▶ WHAT YOU WILL DO
Convert every row from the one containing "flag-england-icon (122, 771, 142, 784)" down to the one containing "player-name[interactable]: SCHMIDT, Ben", both included, into a JSON list of strings with one string per row and no blank rows. Leave out all other rows.

▶ RECORDS FOR THIS TASK
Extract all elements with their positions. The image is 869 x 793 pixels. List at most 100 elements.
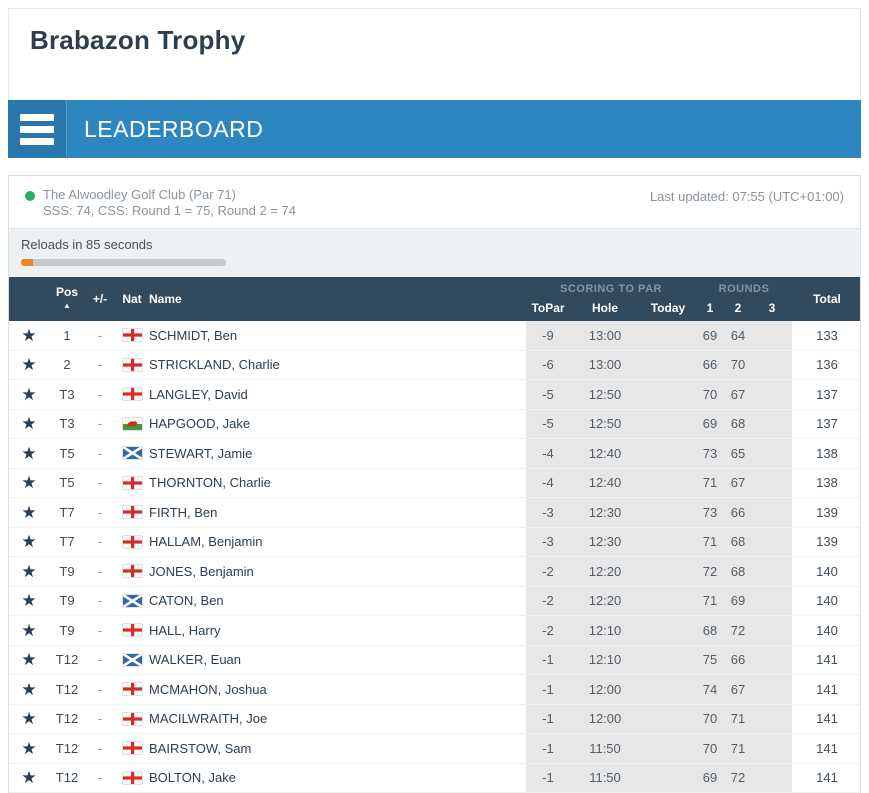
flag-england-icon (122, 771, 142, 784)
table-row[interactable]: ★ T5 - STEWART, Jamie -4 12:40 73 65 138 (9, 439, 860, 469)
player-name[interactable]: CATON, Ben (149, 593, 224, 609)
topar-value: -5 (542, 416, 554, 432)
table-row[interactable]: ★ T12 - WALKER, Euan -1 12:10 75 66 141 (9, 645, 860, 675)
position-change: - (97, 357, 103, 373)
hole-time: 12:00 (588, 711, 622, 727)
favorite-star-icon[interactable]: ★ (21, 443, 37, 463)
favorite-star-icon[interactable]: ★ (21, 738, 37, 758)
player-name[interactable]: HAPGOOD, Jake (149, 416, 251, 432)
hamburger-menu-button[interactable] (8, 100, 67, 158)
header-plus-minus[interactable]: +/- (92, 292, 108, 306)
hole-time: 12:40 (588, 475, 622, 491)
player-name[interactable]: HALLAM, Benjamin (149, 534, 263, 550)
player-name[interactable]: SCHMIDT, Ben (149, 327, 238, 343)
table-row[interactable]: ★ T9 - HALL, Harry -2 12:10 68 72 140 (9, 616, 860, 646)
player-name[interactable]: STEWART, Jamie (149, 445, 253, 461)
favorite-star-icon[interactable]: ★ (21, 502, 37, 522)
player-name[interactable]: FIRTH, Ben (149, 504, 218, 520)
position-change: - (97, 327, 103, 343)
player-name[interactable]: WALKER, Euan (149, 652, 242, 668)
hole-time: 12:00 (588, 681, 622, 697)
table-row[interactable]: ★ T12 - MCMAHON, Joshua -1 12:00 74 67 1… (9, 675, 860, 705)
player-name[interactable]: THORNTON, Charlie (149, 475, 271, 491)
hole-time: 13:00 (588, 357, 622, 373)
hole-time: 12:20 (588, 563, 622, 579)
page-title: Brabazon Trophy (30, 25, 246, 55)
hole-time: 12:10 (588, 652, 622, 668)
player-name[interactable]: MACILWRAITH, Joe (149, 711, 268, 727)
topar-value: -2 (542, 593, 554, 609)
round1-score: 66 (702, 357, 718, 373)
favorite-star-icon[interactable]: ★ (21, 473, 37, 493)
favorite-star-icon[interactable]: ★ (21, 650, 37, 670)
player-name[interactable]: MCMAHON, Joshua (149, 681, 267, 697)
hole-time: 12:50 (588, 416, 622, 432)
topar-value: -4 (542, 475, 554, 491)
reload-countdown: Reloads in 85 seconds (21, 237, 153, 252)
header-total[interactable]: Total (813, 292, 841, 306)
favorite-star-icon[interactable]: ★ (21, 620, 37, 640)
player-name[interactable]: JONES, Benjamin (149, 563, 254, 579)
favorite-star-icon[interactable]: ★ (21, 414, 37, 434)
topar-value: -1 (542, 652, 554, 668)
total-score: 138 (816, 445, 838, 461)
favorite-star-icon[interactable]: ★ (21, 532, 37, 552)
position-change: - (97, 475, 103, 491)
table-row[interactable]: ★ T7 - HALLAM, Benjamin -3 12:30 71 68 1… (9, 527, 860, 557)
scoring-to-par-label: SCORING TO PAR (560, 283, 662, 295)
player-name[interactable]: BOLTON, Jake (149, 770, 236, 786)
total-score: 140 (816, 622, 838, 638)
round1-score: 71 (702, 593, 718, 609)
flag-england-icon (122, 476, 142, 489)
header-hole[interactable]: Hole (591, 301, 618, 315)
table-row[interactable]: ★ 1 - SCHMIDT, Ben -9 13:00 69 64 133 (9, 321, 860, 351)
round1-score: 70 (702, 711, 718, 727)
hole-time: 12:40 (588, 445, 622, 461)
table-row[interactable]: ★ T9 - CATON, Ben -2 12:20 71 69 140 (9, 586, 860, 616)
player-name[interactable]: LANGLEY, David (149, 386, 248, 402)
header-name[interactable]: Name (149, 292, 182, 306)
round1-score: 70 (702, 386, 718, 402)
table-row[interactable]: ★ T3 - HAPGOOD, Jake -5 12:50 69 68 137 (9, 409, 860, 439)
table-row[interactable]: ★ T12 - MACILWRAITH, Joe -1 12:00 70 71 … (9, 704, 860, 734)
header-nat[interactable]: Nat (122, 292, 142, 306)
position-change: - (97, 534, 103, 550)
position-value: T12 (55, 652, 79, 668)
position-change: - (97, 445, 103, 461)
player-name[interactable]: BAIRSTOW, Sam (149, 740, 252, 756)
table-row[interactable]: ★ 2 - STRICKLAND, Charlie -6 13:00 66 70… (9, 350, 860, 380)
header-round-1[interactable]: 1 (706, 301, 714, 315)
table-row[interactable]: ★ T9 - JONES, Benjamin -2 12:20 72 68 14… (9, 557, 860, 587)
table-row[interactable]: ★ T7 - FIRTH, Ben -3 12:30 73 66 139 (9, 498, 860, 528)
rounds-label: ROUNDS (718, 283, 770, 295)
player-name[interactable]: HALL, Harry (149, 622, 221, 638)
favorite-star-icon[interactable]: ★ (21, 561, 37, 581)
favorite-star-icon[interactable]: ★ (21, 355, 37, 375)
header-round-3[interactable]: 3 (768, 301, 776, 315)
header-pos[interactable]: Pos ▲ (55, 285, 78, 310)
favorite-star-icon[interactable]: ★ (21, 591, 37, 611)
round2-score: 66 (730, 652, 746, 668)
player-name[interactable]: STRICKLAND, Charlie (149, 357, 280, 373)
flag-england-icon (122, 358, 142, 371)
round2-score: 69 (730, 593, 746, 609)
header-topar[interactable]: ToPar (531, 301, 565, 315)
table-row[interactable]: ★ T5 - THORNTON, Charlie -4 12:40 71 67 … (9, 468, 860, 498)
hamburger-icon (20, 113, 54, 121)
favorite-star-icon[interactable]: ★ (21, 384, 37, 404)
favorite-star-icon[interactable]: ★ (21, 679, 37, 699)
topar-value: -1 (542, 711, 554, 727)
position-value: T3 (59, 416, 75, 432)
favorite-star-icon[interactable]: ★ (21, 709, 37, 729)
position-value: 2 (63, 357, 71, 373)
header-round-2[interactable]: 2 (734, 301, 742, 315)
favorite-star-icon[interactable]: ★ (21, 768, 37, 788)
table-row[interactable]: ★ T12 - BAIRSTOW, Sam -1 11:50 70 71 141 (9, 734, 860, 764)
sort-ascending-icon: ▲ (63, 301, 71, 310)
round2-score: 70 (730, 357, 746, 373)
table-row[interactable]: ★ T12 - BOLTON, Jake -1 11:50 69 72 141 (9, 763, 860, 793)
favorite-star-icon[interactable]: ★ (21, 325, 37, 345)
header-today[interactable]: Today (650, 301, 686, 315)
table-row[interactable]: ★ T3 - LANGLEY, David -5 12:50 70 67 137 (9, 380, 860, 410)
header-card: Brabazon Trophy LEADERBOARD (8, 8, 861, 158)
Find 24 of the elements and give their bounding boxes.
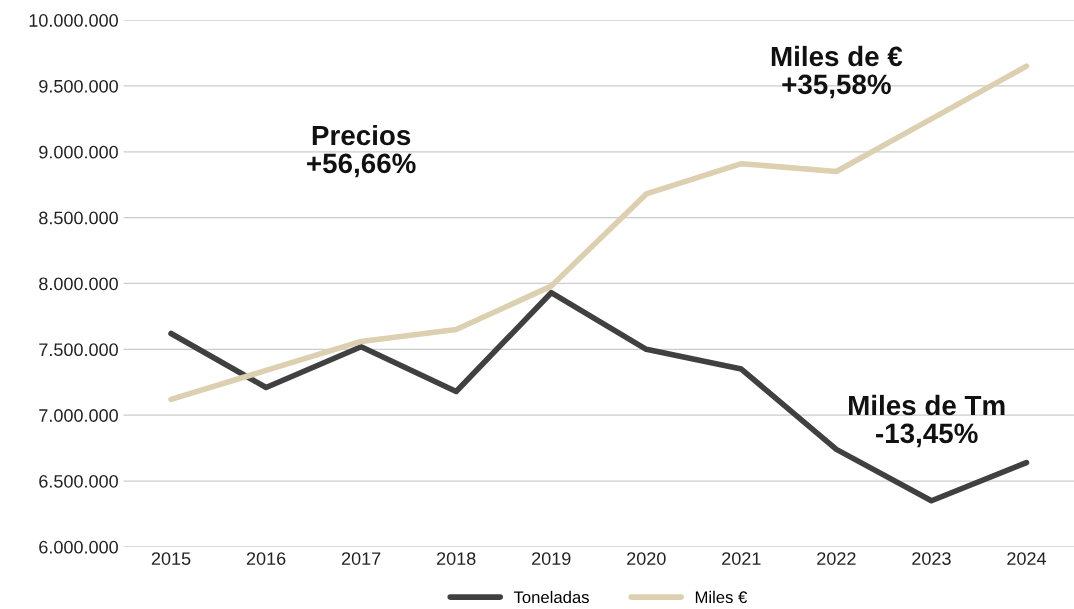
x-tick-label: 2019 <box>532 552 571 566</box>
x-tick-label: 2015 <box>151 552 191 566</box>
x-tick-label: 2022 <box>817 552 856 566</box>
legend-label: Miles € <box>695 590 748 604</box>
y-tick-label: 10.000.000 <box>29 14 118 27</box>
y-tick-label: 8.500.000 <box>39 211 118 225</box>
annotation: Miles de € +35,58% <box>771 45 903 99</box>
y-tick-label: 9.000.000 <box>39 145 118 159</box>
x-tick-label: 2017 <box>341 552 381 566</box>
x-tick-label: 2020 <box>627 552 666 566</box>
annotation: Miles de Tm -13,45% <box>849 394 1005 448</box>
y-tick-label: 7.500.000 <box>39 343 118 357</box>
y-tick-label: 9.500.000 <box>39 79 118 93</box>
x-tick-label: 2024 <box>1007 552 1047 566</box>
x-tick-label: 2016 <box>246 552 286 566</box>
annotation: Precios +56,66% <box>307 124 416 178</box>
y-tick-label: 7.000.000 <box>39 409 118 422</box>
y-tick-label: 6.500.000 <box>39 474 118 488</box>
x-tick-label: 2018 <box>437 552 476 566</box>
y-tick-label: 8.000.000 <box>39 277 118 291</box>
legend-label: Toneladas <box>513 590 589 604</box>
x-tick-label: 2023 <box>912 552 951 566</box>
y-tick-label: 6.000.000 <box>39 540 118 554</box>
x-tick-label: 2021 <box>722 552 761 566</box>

▶ FULL ANSWER
[
  "flag-england-icon (122, 771, 142, 784)",
  "table-row[interactable]: ★ T5 - STEWART, Jamie -4 12:40 73 65 138 (9, 439, 860, 469)",
  "player-name[interactable]: CATON, Ben (149, 593, 224, 609)",
  "topar-value: -5 (542, 416, 554, 432)",
  "table-row[interactable]: ★ T12 - WALKER, Euan -1 12:10 75 66 141 (9, 645, 860, 675)",
  "position-change: - (97, 357, 103, 373)",
  "hole-time: 12:00 (588, 711, 622, 727)",
  "favorite-star-icon[interactable]: ★ (21, 443, 37, 463)",
  "favorite-star-icon[interactable]: ★ (21, 738, 37, 758)",
  "player-name[interactable]: HAPGOOD, Jake (149, 416, 251, 432)",
  "hamburger-menu-button[interactable] (8, 100, 67, 158)",
  "header-plus-minus[interactable]: +/- (92, 292, 108, 306)",
  "hole-time: 12:40 (588, 475, 622, 491)",
  "player-name[interactable]: HALLAM, Benjamin (149, 534, 263, 550)",
  "player-name[interactable]: SCHMIDT, Ben (149, 327, 238, 343)"
]